• _ENTRIES SHOWN_
----------------------------------------
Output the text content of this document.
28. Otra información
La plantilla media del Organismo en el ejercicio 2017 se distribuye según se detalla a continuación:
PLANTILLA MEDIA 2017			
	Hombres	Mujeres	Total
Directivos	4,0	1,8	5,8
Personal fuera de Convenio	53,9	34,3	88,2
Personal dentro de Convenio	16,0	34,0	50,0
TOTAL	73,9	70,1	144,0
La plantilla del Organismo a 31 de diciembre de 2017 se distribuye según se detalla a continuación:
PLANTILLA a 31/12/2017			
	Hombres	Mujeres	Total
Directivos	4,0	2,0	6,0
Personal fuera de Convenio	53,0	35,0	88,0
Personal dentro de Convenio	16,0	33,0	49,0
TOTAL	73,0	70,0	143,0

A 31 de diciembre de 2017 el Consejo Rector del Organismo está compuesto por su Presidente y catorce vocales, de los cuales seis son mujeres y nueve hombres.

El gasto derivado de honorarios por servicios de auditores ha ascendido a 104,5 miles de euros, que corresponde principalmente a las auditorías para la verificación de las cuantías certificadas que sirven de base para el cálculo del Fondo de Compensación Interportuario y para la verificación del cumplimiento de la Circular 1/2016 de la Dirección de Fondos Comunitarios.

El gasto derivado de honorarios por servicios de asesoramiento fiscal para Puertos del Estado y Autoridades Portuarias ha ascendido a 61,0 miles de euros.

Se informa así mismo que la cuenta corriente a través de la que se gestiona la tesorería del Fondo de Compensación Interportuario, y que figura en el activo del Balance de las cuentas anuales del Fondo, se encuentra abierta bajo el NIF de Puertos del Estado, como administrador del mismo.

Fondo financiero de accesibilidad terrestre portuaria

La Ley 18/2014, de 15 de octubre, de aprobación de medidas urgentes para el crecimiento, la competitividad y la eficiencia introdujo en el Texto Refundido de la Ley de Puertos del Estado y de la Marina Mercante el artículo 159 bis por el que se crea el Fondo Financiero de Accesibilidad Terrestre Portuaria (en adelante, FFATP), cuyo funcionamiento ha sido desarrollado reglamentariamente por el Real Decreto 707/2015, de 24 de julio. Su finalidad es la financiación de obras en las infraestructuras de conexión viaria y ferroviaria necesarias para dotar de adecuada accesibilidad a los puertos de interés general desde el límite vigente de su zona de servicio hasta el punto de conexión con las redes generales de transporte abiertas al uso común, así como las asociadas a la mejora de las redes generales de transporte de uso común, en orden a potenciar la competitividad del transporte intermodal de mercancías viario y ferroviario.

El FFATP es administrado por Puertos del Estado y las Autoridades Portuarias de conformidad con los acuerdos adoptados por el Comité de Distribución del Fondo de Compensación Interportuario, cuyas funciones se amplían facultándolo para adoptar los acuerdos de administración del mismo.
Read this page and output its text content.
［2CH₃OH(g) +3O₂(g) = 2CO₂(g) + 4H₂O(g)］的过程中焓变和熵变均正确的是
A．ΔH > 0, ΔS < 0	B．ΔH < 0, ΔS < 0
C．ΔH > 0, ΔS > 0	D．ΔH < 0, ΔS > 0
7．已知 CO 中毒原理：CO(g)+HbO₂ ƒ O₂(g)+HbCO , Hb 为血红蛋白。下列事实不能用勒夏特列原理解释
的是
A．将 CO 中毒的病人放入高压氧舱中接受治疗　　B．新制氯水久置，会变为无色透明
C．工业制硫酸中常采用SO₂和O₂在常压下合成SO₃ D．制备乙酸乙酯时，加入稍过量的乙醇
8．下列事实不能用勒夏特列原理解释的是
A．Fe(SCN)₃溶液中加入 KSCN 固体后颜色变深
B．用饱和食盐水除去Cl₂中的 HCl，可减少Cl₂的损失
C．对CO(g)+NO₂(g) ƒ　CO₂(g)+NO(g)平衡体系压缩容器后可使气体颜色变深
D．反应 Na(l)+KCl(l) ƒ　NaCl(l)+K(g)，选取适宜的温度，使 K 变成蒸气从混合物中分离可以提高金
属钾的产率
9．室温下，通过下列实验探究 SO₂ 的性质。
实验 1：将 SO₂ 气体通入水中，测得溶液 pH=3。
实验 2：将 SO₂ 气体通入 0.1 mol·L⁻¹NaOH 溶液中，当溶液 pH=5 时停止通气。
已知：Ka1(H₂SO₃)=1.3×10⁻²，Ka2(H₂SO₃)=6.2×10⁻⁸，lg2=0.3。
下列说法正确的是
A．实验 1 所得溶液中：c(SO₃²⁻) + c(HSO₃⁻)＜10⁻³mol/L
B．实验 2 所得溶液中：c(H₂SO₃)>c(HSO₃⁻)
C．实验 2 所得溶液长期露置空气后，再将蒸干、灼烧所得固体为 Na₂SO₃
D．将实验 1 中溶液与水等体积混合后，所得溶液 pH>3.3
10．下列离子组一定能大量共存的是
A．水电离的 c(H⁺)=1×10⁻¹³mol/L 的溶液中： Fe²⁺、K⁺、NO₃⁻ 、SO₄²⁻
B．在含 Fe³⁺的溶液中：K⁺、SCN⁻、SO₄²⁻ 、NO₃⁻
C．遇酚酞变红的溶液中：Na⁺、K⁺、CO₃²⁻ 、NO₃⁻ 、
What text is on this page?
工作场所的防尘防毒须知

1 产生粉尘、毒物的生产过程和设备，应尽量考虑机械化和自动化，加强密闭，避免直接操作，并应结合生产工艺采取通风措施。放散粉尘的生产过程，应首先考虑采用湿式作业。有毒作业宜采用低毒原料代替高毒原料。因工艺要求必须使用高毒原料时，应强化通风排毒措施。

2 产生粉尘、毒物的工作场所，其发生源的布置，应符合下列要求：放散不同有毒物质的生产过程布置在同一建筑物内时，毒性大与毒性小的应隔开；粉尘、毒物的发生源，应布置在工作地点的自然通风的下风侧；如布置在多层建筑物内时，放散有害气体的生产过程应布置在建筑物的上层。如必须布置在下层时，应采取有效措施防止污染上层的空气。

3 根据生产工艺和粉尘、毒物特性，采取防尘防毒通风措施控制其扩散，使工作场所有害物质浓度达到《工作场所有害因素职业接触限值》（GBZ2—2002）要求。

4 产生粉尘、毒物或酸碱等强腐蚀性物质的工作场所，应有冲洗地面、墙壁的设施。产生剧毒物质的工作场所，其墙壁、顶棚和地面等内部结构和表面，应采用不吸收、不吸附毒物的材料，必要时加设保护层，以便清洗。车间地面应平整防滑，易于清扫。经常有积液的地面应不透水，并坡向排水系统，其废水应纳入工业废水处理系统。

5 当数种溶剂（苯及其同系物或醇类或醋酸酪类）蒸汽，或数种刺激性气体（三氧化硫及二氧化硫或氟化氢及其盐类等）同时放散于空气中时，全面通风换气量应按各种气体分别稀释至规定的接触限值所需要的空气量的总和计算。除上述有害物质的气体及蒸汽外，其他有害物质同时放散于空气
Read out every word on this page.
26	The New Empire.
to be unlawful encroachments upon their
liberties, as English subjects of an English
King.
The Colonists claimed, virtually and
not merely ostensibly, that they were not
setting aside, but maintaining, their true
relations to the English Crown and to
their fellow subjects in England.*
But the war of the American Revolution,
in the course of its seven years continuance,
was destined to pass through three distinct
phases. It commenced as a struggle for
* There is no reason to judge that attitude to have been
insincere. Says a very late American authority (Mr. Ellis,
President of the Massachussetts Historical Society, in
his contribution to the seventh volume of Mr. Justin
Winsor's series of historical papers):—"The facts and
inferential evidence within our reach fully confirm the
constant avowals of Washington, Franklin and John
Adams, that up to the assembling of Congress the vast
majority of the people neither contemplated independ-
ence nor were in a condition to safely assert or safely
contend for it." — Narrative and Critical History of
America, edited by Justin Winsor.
----------------------------------------
How many of the lines in the listing above hold the word "American"? Report only that figure.

• _FINAL ANSWER_
2